■ Required work:
Print the listing as it stands, omitting all images.

Records from a data source
-----

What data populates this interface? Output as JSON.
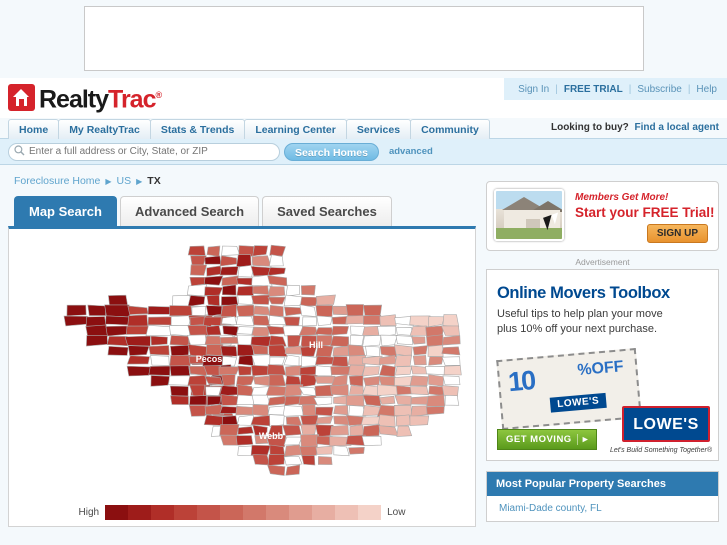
{
  "top_ad": {
    "present": true
  },
  "brand": {
    "name_part1": "Realty",
    "name_part2": "Trac",
    "tm": "®",
    "logo_icon": "house-icon"
  },
  "utility": {
    "sign_in": "Sign In",
    "free_trial": "FREE TRIAL",
    "subscribe": "Subscribe",
    "help": "Help",
    "separator": "|"
  },
  "nav": {
    "items": [
      {
        "label": "Home"
      },
      {
        "label": "My RealtyTrac"
      },
      {
        "label": "Stats & Trends"
      },
      {
        "label": "Learning Center"
      },
      {
        "label": "Services"
      },
      {
        "label": "Community"
      }
    ],
    "right_question": "Looking to buy?",
    "right_link": "Find a local agent"
  },
  "search": {
    "icon": "search-icon",
    "placeholder": "Enter a full address or City, State, or ZIP",
    "value": "",
    "button_label": "Search Homes",
    "advanced_label": "advanced"
  },
  "breadcrumb": {
    "home": "Foreclosure Home",
    "country": "US",
    "state": "TX",
    "arrow": "▶"
  },
  "tabs": [
    {
      "label": "Map Search",
      "active": true
    },
    {
      "label": "Advanced Search",
      "active": false
    },
    {
      "label": "Saved Searches",
      "active": false
    }
  ],
  "map": {
    "state": "TX",
    "county_labels": [
      "Hill",
      "Pecos",
      "Webb"
    ],
    "legend_high": "High",
    "legend_low": "Low",
    "legend_colors": [
      "#8b0f10",
      "#9e1c1a",
      "#b02e28",
      "#bc4238",
      "#c45449",
      "#cb6658",
      "#d2786a",
      "#d98a7c",
      "#e09c8f",
      "#e7aea2",
      "#eec0b5",
      "#f4d2c8"
    ]
  },
  "promo": {
    "line1": "Members Get More!",
    "line2": "Start your FREE Trial!",
    "button_label": "SIGN UP",
    "photo_icon": "house-photo",
    "cursor_icon": "cursor-arrow-icon"
  },
  "advertisement": {
    "label": "Advertisement",
    "headline": "Online Movers Toolbox",
    "sub_line1": "Useful tips to help plan your move",
    "sub_line2": "plus 10% off your next purchase.",
    "coupon_amount": "10",
    "coupon_percent": "%",
    "coupon_off": "OFF",
    "coupon_brand": "LOWE'S",
    "cta_label": "GET MOVING",
    "cta_arrow": "▸",
    "brand": "LOWE'S",
    "brand_tagline": "Let's Build Something Together®"
  },
  "popular": {
    "title": "Most Popular Property Searches",
    "items": [
      {
        "label": "Miami-Dade county, FL"
      }
    ]
  },
  "colors": {
    "accent_blue": "#2e7ab0",
    "brand_red": "#d5232b",
    "light_blue_bg": "#dff0fa",
    "page_bg": "#f4f9fc"
  }
}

-----

■ Answer in full:
What data populates this interface? Output as JSON.
{
  "top_ad": {
    "present": true
  },
  "brand": {
    "name_part1": "Realty",
    "name_part2": "Trac",
    "tm": "®",
    "logo_icon": "house-icon"
  },
  "utility": {
    "sign_in": "Sign In",
    "free_trial": "FREE TRIAL",
    "subscribe": "Subscribe",
    "help": "Help",
    "separator": "|"
  },
  "nav": {
    "items": [
      {
        "label": "Home"
      },
      {
        "label": "My RealtyTrac"
      },
      {
        "label": "Stats & Trends"
      },
      {
        "label": "Learning Center"
      },
      {
        "label": "Services"
      },
      {
        "label": "Community"
      }
    ],
    "right_question": "Looking to buy?",
    "right_link": "Find a local agent"
  },
  "search": {
    "icon": "search-icon",
    "placeholder": "Enter a full address or City, State, or ZIP",
    "value": "",
    "button_label": "Search Homes",
    "advanced_label": "advanced"
  },
  "breadcrumb": {
    "home": "Foreclosure Home",
    "country": "US",
    "state": "TX",
    "arrow": "▶"
  },
  "tabs": [
    {
      "label": "Map Search",
      "active": true
    },
    {
      "label": "Advanced Search",
      "active": false
    },
    {
      "label": "Saved Searches",
      "active": false
    }
  ],
  "map": {
    "state": "TX",
    "county_labels": [
      "Hill",
      "Pecos",
      "Webb"
    ],
    "legend_high": "High",
    "legend_low": "Low",
    "legend_colors": [
      "#8b0f10",
      "#9e1c1a",
      "#b02e28",
      "#bc4238",
      "#c45449",
      "#cb6658",
      "#d2786a",
      "#d98a7c",
      "#e09c8f",
      "#e7aea2",
      "#eec0b5",
      "#f4d2c8"
    ]
  },
  "promo": {
    "line1": "Members Get More!",
    "line2": "Start your FREE Trial!",
    "button_label": "SIGN UP",
    "photo_icon": "house-photo",
    "cursor_icon": "cursor-arrow-icon"
  },
  "advertisement": {
    "label": "Advertisement",
    "headline": "Online Movers Toolbox",
    "sub_line1": "Useful tips to help plan your move",
    "sub_line2": "plus 10% off your next purchase.",
    "coupon_amount": "10",
    "coupon_percent": "%",
    "coupon_off": "OFF",
    "coupon_brand": "LOWE'S",
    "cta_label": "GET MOVING",
    "cta_arrow": "▸",
    "brand": "LOWE'S",
    "brand_tagline": "Let's Build Something Together®"
  },
  "popular": {
    "title": "Most Popular Property Searches",
    "items": [
      {
        "label": "Miami-Dade county, FL"
      }
    ]
  },
  "colors": {
    "accent_blue": "#2e7ab0",
    "brand_red": "#d5232b",
    "light_blue_bg": "#dff0fa",
    "page_bg": "#f4f9fc"
  }
}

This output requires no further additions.